• _YOUR OBJECTIVE_
Among the entries below, find the lines with "Campingplatz" and copy them.

• _TASK INPUTS_
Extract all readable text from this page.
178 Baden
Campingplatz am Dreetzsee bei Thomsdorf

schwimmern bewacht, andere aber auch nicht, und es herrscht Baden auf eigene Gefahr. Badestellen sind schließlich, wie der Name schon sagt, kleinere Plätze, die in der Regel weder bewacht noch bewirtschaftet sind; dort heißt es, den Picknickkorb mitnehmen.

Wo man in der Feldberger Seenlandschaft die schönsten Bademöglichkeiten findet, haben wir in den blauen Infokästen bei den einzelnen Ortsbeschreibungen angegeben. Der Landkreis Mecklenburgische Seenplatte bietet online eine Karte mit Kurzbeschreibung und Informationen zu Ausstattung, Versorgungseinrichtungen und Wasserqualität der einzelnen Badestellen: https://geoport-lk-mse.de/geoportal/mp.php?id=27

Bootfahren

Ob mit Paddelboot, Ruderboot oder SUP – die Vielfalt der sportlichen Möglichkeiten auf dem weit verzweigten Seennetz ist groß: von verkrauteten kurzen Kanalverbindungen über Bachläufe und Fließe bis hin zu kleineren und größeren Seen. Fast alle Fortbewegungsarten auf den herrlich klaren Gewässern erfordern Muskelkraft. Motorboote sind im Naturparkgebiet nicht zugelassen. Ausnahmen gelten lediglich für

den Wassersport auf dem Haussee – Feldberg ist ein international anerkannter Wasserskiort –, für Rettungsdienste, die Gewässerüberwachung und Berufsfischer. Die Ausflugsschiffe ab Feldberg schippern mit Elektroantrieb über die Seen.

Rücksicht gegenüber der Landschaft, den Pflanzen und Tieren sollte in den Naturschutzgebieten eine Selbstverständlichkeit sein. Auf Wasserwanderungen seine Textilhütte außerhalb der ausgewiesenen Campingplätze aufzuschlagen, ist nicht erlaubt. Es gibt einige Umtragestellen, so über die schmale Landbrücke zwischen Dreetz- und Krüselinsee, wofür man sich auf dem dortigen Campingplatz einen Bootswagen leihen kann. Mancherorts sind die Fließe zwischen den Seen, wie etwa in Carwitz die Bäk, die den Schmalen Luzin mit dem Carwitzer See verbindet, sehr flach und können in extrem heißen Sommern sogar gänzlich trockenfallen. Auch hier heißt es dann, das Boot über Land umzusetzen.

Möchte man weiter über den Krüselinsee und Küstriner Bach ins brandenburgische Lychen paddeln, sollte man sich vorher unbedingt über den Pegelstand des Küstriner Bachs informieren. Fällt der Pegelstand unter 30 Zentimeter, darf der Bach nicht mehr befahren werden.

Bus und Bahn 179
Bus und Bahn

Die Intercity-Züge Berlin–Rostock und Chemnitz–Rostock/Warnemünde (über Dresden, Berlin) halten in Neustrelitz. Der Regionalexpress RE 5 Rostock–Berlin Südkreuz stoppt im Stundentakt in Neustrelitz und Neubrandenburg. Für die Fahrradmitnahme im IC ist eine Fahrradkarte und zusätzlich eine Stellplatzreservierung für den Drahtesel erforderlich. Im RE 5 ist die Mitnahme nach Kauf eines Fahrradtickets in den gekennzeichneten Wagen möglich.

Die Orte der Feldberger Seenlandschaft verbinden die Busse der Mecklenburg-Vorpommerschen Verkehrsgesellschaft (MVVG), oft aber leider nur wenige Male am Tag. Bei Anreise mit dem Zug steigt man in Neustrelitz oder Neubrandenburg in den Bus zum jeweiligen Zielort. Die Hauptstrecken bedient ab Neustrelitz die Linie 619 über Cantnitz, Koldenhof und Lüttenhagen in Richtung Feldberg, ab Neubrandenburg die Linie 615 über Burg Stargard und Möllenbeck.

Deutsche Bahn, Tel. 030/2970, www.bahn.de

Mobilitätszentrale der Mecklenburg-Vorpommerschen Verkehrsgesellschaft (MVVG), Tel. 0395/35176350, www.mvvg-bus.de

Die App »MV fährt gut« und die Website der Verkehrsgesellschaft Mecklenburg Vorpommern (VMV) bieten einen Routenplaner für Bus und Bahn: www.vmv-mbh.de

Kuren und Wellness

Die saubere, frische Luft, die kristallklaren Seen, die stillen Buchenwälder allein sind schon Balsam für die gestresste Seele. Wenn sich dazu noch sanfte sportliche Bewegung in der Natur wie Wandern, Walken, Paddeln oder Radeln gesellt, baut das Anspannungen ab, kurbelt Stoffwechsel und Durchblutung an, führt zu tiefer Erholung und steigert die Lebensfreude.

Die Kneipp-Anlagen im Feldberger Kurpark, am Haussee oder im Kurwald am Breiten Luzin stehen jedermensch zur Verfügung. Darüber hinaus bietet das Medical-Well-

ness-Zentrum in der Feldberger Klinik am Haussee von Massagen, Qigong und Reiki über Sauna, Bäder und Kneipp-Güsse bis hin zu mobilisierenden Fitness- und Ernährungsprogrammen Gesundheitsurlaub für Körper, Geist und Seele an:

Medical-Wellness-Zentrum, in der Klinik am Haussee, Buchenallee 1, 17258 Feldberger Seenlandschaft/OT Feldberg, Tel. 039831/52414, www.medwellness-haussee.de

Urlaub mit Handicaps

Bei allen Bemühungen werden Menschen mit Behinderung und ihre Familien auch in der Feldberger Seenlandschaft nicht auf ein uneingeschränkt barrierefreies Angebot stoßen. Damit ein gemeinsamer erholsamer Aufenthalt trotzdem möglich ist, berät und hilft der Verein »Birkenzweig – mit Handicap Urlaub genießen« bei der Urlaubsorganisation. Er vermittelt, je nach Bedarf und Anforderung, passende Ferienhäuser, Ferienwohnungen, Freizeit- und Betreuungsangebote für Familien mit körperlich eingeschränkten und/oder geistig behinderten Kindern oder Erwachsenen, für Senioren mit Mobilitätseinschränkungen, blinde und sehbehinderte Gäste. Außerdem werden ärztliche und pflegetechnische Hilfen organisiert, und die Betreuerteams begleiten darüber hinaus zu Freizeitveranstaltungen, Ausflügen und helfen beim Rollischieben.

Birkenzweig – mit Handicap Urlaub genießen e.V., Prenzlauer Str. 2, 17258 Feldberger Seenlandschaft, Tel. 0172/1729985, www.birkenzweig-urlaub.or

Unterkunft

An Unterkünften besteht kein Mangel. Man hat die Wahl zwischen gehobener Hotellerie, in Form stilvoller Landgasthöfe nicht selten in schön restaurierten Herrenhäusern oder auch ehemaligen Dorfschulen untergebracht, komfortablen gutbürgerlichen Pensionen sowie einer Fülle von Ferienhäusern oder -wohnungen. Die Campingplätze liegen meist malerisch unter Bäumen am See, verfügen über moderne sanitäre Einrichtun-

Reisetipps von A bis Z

• _SOLUTION TO THE PROBLEM_
Campingplatz am Dreetzsee bei Thomsdorf
Rücksicht gegenüber der Landschaft, den Pflanzen und Tieren sollte in den Naturschutzgebieten eine Selbstverständlichkeit sein. Auf Wasserwanderungen seine Textilhütte außerhalb der ausgewiesenen Campingplätze aufzuschlagen, ist nicht erlaubt. Es gibt einige Umtragestellen, so über die schmale Landbrücke zwischen Dreetz- und Krüselinsee, wofür man sich auf dem dortigen Campingplatz einen Bootswagen leihen kann. Mancherorts sind die Fließe zwischen den Seen, wie etwa in Carwitz die Bäk, die den Schmalen Luzin mit dem Carwitzer See verbindet, sehr flach und können in extrem heißen Sommern sogar gänzlich trockenfallen. Auch hier heißt es dann, das Boot über Land umzusetzen.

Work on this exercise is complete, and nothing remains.